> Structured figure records
++++++

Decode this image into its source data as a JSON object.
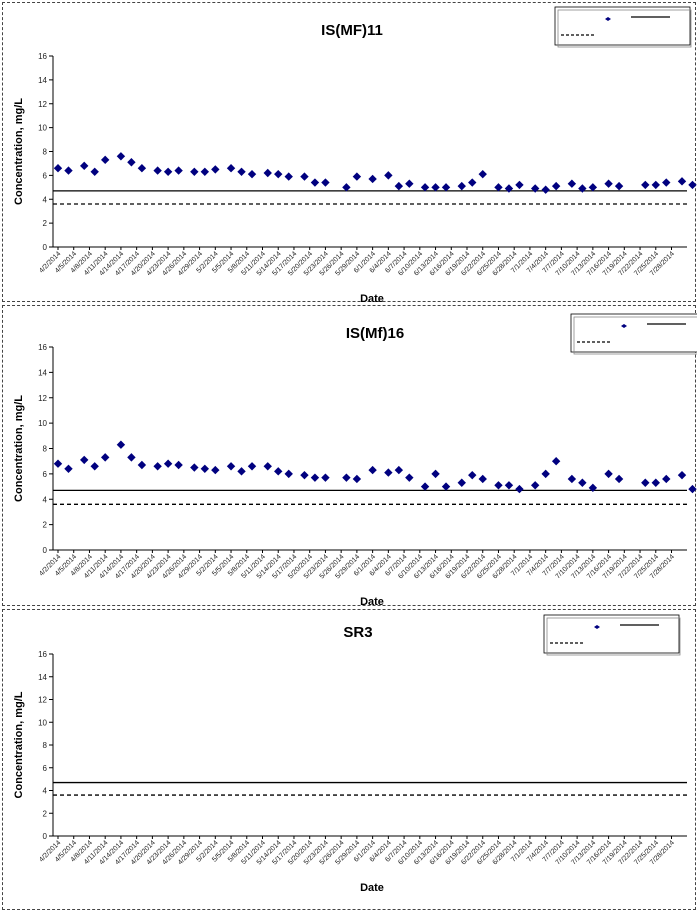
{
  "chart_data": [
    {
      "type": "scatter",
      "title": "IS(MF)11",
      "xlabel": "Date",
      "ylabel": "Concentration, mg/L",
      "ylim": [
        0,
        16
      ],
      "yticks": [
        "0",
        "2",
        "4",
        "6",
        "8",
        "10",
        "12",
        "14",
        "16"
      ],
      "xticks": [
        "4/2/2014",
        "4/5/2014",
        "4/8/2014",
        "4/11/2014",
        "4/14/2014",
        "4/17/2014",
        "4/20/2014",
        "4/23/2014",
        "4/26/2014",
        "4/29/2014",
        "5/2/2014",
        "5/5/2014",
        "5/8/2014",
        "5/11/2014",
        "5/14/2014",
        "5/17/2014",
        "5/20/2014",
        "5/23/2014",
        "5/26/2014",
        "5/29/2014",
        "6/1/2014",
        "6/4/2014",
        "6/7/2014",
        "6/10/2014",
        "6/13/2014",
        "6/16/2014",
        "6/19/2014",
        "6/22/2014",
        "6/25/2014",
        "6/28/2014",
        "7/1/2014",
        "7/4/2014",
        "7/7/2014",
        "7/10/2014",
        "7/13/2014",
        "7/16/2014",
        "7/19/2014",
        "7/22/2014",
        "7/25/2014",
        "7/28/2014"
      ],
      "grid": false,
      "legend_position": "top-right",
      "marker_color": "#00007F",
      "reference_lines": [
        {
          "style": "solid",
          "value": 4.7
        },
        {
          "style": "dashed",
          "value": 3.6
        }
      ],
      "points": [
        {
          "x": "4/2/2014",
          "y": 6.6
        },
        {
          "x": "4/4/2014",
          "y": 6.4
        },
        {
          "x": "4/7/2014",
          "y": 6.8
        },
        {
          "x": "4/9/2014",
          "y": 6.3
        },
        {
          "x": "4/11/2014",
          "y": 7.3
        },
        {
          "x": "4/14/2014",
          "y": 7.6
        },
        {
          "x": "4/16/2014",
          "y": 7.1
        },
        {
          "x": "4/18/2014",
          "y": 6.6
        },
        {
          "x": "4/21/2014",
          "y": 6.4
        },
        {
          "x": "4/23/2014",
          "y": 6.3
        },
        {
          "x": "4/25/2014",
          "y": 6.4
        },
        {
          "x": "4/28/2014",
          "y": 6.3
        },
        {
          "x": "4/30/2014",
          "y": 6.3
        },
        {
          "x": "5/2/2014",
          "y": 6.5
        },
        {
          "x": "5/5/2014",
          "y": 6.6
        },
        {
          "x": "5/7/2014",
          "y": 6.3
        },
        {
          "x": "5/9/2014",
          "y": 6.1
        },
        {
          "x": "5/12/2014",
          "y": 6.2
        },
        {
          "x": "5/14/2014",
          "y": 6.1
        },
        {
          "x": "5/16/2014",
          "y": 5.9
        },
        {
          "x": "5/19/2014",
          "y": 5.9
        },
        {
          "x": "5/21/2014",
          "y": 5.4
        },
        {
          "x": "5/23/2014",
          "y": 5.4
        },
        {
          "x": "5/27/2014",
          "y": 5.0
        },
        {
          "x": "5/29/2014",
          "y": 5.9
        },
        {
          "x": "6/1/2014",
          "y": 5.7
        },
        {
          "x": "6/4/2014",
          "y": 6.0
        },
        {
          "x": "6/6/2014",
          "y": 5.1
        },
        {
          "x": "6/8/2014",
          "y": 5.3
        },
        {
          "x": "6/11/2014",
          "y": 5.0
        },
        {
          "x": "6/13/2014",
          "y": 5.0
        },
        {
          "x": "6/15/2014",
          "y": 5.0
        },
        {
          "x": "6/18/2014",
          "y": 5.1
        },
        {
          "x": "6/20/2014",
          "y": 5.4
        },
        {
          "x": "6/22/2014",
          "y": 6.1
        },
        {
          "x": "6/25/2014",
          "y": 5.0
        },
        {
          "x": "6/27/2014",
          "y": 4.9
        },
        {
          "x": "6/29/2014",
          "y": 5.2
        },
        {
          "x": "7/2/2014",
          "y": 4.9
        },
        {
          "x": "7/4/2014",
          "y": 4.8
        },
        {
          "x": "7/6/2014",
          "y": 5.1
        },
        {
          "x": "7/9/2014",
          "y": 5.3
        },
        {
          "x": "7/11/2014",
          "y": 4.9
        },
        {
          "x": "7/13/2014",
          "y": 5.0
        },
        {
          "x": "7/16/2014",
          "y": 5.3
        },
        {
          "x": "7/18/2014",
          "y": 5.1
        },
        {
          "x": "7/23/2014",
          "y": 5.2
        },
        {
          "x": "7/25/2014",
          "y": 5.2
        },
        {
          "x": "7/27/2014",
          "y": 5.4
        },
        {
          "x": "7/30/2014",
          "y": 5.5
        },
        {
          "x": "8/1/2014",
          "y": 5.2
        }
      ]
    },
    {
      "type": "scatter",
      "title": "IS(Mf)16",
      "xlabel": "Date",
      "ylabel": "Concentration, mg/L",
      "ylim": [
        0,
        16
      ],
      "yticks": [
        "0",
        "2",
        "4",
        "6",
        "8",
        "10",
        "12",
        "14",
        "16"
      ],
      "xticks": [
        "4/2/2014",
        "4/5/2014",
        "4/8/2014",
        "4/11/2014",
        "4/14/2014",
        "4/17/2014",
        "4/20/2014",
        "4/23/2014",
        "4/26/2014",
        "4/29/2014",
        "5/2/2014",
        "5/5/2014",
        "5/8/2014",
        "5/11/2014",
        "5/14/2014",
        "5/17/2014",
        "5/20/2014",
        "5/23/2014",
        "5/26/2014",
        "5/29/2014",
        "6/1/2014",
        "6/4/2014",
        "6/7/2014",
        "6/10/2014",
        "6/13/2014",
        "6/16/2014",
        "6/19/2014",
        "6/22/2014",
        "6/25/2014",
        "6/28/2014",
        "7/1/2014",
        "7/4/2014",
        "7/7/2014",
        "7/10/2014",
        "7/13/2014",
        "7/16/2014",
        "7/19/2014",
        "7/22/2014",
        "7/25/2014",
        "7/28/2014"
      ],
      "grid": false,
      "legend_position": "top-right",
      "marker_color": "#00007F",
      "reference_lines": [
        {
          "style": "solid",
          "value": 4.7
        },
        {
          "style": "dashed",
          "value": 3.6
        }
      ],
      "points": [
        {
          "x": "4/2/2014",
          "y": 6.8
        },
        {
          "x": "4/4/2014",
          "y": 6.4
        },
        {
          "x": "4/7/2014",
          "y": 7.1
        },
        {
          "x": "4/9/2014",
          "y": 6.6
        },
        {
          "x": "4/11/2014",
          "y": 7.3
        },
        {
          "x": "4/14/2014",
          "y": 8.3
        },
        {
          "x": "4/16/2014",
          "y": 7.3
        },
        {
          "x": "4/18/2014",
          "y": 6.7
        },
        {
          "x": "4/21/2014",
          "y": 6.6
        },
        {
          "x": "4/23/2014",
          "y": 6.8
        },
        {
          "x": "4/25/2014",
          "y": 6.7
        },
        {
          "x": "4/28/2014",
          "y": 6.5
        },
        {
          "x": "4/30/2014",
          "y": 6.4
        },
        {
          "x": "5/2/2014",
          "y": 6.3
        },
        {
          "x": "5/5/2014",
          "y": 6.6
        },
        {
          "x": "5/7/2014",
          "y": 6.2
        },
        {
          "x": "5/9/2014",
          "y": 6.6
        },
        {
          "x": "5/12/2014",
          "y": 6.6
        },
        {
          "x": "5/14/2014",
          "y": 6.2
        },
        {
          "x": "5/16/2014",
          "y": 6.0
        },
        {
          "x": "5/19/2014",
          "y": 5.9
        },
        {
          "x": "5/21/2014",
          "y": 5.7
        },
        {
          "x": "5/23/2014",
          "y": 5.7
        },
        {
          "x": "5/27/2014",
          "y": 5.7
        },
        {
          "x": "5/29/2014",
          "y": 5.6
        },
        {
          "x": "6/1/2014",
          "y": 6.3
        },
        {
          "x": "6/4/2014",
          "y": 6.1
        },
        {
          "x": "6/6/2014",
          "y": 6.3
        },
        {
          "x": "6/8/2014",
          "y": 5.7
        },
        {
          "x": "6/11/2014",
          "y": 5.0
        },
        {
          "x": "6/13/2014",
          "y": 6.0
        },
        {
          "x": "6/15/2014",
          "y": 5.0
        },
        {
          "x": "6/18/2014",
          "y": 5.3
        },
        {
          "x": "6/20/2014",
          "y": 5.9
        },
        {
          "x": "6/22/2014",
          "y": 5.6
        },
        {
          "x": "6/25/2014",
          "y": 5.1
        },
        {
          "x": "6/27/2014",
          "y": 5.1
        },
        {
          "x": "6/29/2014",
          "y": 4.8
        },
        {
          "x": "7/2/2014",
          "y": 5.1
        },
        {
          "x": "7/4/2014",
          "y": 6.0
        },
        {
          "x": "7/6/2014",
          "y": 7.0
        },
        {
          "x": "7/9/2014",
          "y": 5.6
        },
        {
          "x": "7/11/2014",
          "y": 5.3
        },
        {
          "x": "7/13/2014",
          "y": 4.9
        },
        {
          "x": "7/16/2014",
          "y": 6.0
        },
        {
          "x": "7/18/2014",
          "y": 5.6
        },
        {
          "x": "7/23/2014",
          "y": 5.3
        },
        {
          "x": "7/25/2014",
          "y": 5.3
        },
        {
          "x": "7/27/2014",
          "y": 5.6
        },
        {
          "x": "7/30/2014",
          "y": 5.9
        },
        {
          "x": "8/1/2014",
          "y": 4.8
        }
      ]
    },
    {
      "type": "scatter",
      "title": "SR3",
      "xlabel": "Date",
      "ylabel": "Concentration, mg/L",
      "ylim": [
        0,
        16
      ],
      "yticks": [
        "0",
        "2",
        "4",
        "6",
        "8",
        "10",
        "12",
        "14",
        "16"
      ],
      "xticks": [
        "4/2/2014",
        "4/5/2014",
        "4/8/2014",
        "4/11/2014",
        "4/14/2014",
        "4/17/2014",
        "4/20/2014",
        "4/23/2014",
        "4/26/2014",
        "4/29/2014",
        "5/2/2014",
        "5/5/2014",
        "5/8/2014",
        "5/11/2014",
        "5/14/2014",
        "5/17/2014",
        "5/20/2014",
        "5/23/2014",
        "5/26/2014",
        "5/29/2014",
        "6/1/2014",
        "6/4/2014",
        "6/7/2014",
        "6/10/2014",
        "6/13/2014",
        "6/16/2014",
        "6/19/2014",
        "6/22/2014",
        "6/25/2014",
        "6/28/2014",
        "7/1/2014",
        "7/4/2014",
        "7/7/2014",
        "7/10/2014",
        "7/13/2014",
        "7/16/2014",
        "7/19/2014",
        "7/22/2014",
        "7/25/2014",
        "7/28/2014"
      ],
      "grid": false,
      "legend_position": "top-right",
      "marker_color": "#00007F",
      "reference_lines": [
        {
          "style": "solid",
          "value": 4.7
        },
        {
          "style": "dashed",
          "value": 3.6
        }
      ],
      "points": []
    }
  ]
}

++++++

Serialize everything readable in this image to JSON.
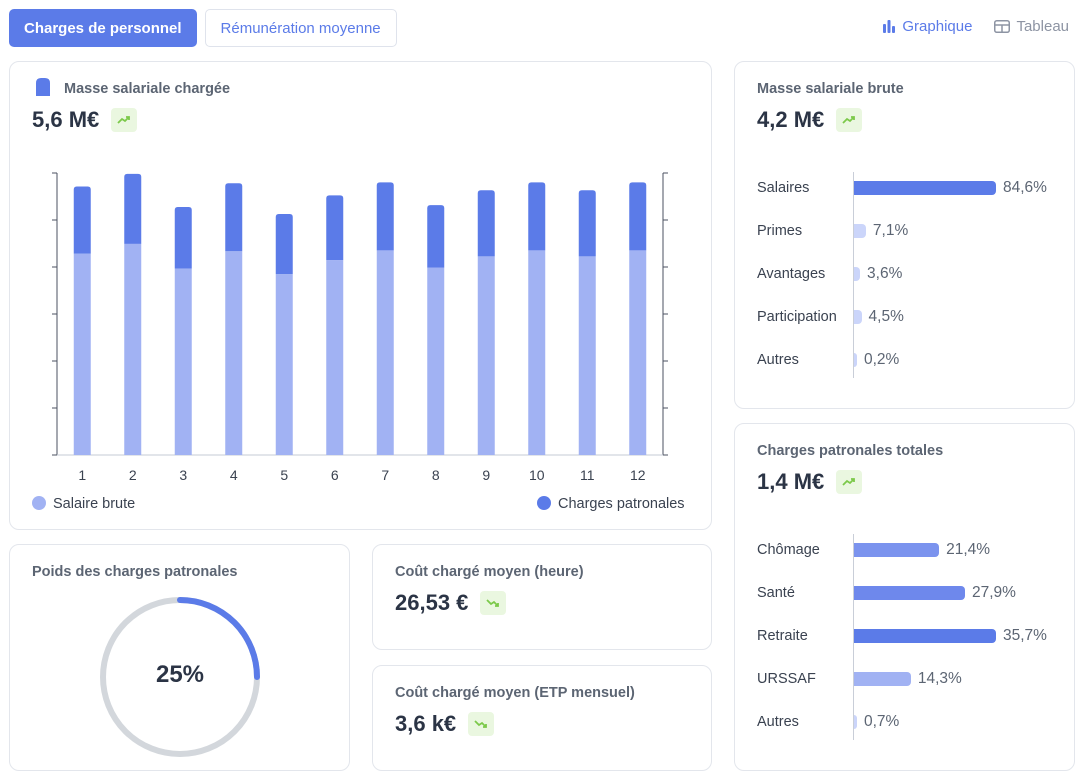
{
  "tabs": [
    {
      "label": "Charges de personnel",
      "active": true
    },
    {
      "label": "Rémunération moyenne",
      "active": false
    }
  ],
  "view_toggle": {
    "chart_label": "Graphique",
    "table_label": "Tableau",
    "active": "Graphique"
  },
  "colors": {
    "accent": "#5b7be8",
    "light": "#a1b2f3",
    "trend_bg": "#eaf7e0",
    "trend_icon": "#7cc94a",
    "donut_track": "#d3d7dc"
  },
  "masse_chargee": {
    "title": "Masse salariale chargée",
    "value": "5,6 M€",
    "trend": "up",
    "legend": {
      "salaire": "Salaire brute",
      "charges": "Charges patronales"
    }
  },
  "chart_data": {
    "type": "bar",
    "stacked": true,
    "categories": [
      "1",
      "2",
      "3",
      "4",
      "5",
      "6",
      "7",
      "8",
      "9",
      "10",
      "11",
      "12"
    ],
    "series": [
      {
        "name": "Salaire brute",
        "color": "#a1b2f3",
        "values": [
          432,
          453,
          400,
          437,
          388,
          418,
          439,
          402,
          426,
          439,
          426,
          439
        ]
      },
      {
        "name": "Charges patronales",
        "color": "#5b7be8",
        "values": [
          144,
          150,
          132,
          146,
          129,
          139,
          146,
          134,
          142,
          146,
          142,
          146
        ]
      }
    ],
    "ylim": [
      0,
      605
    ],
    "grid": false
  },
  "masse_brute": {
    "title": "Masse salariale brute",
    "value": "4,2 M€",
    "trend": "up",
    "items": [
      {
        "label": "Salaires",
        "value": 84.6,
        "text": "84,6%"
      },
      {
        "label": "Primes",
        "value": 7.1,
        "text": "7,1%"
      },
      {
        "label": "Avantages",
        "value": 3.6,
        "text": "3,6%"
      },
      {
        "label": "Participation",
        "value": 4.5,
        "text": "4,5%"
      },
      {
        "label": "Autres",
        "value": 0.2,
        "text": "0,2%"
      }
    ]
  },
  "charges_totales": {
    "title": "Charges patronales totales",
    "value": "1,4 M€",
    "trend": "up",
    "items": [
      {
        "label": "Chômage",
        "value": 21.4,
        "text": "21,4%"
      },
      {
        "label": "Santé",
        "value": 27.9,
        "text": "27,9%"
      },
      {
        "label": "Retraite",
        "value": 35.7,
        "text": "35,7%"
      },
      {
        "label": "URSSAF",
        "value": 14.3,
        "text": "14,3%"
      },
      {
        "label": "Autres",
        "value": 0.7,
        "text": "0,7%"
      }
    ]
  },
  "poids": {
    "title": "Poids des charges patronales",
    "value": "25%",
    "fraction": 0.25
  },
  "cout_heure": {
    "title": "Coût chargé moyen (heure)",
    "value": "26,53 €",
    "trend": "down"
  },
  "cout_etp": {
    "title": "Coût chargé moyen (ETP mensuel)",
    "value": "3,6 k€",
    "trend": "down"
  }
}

++++++

Copy out every line where the word "this" occurs.

> WRITTEN SOLUTION
Decode this image into its source data as a JSON object.
Serialize everything readable in this image to JSON.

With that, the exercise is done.